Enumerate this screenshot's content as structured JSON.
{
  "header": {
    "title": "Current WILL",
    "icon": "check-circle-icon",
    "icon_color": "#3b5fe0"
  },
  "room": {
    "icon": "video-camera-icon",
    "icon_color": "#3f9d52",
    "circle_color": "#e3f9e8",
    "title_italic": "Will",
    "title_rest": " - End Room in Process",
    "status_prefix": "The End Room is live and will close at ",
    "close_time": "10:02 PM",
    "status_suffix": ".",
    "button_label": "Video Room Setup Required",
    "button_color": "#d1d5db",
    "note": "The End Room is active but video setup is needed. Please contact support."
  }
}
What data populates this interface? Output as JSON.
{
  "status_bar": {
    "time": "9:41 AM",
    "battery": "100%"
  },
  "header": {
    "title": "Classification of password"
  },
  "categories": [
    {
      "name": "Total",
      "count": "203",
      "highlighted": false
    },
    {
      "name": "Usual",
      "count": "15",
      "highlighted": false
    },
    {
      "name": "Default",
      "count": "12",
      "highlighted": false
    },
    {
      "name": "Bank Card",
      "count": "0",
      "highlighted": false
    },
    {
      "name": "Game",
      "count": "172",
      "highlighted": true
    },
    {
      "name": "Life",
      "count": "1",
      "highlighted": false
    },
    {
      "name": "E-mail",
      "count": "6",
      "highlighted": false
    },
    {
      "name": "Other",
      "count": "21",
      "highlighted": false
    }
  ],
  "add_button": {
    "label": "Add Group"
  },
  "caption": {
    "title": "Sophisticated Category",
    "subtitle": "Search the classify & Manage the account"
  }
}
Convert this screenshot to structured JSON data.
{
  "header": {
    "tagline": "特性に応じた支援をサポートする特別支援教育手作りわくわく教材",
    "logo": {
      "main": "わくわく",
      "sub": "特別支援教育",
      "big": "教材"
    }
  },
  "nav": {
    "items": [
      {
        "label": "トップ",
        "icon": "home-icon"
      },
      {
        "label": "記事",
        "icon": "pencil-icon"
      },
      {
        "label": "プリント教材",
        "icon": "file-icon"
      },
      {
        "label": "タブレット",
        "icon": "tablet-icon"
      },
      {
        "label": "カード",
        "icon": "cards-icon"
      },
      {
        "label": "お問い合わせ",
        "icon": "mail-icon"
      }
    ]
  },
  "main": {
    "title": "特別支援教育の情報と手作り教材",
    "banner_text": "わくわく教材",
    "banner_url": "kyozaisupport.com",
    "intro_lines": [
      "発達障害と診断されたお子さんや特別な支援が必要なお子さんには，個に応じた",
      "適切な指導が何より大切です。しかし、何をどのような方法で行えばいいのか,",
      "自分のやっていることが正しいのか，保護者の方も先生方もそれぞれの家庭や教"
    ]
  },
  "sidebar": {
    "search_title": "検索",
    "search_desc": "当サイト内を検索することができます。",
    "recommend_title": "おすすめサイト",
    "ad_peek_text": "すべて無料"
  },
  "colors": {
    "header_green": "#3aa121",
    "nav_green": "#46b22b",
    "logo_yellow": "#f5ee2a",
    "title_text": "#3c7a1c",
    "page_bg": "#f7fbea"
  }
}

**Stated exercise:** Quote all of the entries verbatim.

**Result of the exercise:**
Enumerate this screenshot's content as structured JSON.
{
  "header": {
    "title": "Current WILL",
    "icon": "check-circle-icon",
    "icon_color": "#3b5fe0"
  },
  "room": {
    "icon": "video-camera-icon",
    "icon_color": "#3f9d52",
    "circle_color": "#e3f9e8",
    "title_italic": "Will",
    "title_rest": " - End Room in Process",
    "status_prefix": "The End Room is live and will close at ",
    "close_time": "10:02 PM",
    "status_suffix": ".",
    "button_label": "Video Room Setup Required",
    "button_color": "#d1d5db",
    "note": "The End Room is active but video setup is needed. Please contact support."
  }
}
What data populates this interface? Output as JSON.
{
  "status_bar": {
    "time": "9:41 AM",
    "battery": "100%"
  },
  "header": {
    "title": "Classification of password"
  },
  "categories": [
    {
      "name": "Total",
      "count": "203",
      "highlighted": false
    },
    {
      "name": "Usual",
      "count": "15",
      "highlighted": false
    },
    {
      "name": "Default",
      "count": "12",
      "highlighted": false
    },
    {
      "name": "Bank Card",
      "count": "0",
      "highlighted": false
    },
    {
      "name": "Game",
      "count": "172",
      "highlighted": true
    },
    {
      "name": "Life",
      "count": "1",
      "highlighted": false
    },
    {
      "name": "E-mail",
      "count": "6",
      "highlighted": false
    },
    {
      "name": "Other",
      "count": "21",
      "highlighted": false
    }
  ],
  "add_button": {
    "label": "Add Group"
  },
  "caption": {
    "title": "Sophisticated Category",
    "subtitle": "Search the classify & Manage the account"
  }
}
Convert this screenshot to structured JSON data.
{
  "header": {
    "tagline": "特性に応じた支援をサポートする特別支援教育手作りわくわく教材",
    "logo": {
      "main": "わくわく",
      "sub": "特別支援教育",
      "big": "教材"
    }
  },
  "nav": {
    "items": [
      {
        "label": "トップ",
        "icon": "home-icon"
      },
      {
        "label": "記事",
        "icon": "pencil-icon"
      },
      {
        "label": "プリント教材",
        "icon": "file-icon"
      },
      {
        "label": "タブレット",
        "icon": "tablet-icon"
      },
      {
        "label": "カード",
        "icon": "cards-icon"
      },
      {
        "label": "お問い合わせ",
        "icon": "mail-icon"
      }
    ]
  },
  "main": {
    "title": "特別支援教育の情報と手作り教材",
    "banner_text": "わくわく教材",
    "banner_url": "kyozaisupport.com",
    "intro_lines": [
      "発達障害と診断されたお子さんや特別な支援が必要なお子さんには，個に応じた",
      "適切な指導が何より大切です。しかし、何をどのような方法で行えばいいのか,",
      "自分のやっていることが正しいのか，保護者の方も先生方もそれぞれの家庭や教"
    ]
  },
  "sidebar": {
    "search_title": "検索",
    "search_desc": "当サイト内を検索することができます。",
    "recommend_title": "おすすめサイト",
    "ad_peek_text": "すべて無料"
  },
  "colors": {
    "header_green": "#3aa121",
    "nav_green": "#46b22b",
    "logo_yellow": "#f5ee2a",
    "title_text": "#3c7a1c",
    "page_bg": "#f7fbea"
  }
}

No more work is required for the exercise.